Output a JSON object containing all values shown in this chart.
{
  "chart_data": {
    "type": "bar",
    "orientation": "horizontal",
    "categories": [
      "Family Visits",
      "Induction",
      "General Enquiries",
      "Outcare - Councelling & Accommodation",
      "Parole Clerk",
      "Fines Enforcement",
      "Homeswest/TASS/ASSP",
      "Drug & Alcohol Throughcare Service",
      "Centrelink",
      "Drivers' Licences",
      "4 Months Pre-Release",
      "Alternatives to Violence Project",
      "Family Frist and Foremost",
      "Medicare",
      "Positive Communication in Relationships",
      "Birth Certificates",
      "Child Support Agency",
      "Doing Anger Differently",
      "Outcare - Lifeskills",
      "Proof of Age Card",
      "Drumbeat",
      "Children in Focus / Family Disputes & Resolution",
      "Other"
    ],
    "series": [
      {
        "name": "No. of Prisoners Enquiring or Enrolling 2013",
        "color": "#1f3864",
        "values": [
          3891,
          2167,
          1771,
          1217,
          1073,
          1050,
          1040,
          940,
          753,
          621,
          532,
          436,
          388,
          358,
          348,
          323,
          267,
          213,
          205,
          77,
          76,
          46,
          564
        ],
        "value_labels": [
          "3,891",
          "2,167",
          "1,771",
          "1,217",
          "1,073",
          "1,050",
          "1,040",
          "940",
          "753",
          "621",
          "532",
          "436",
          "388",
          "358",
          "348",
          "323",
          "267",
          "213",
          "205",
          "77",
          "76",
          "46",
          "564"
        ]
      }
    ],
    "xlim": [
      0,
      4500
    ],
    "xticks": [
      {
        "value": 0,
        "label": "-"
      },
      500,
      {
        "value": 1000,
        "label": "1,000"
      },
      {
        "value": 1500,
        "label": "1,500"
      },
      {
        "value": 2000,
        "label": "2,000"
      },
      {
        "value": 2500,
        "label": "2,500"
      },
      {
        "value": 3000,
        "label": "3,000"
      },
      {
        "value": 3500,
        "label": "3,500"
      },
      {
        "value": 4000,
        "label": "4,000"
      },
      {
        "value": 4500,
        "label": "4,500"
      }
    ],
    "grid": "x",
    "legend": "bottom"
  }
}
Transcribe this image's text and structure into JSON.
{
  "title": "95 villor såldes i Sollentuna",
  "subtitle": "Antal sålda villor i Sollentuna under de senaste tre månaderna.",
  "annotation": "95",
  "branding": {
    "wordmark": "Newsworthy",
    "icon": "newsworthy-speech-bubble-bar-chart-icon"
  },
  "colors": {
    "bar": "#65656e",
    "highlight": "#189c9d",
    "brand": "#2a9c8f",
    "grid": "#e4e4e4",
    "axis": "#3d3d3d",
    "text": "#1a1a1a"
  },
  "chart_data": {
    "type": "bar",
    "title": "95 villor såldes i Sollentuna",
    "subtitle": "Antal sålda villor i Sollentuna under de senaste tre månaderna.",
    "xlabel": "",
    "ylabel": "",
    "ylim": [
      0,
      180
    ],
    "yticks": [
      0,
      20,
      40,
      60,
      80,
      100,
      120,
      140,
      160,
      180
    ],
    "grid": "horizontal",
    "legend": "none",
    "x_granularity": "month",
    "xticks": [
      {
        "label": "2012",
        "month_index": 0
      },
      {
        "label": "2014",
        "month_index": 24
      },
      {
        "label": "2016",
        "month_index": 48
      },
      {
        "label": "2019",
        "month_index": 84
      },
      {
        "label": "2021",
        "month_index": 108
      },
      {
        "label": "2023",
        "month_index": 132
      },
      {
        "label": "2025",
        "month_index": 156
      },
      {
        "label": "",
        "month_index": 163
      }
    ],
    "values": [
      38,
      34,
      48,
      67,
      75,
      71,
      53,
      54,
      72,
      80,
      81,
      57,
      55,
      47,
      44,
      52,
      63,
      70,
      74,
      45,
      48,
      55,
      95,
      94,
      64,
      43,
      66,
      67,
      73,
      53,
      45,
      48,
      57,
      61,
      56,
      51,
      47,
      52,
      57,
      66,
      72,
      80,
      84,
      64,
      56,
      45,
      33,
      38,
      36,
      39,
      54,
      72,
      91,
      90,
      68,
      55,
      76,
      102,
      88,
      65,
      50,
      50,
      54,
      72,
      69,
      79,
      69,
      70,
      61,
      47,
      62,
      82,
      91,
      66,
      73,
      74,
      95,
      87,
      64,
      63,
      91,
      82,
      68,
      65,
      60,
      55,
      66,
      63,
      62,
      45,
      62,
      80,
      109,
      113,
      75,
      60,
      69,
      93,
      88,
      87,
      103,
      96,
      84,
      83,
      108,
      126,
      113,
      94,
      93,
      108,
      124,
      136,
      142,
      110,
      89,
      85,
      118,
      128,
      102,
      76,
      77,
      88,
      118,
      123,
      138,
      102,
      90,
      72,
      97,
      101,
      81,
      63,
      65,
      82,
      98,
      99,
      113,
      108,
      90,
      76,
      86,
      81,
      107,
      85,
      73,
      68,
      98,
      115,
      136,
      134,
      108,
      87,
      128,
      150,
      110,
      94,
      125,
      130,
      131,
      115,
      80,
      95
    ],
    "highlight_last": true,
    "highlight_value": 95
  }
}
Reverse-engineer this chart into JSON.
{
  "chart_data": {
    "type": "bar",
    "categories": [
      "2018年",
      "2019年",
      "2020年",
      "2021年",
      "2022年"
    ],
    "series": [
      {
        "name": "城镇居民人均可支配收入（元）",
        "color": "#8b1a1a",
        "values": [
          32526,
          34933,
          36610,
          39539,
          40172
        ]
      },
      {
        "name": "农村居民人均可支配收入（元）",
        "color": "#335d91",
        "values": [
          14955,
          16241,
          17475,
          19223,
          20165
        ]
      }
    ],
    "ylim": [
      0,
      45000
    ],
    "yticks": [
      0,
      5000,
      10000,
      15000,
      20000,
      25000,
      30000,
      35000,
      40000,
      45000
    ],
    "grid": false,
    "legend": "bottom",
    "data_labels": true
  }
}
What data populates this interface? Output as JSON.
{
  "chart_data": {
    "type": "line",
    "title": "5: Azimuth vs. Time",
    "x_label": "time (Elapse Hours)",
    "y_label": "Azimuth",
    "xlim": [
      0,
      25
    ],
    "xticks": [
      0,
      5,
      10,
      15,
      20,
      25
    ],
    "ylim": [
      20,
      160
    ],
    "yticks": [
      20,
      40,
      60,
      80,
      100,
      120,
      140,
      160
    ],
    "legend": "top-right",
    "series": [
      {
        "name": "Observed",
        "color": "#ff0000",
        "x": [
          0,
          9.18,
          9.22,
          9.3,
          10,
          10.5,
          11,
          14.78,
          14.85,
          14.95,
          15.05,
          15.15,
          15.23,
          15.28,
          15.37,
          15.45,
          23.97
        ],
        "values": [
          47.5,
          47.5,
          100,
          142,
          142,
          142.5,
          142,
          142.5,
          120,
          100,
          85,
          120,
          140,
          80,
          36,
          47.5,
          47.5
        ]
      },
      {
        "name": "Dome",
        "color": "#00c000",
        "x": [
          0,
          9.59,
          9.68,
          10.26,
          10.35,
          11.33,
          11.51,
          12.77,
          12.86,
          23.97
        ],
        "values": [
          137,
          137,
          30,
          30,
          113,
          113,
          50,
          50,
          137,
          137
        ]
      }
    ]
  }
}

========================================================================

Find and count the lines of the data that include the string "Sollentuna", and report that figure by itself.

■ FINAL ANSWER:
4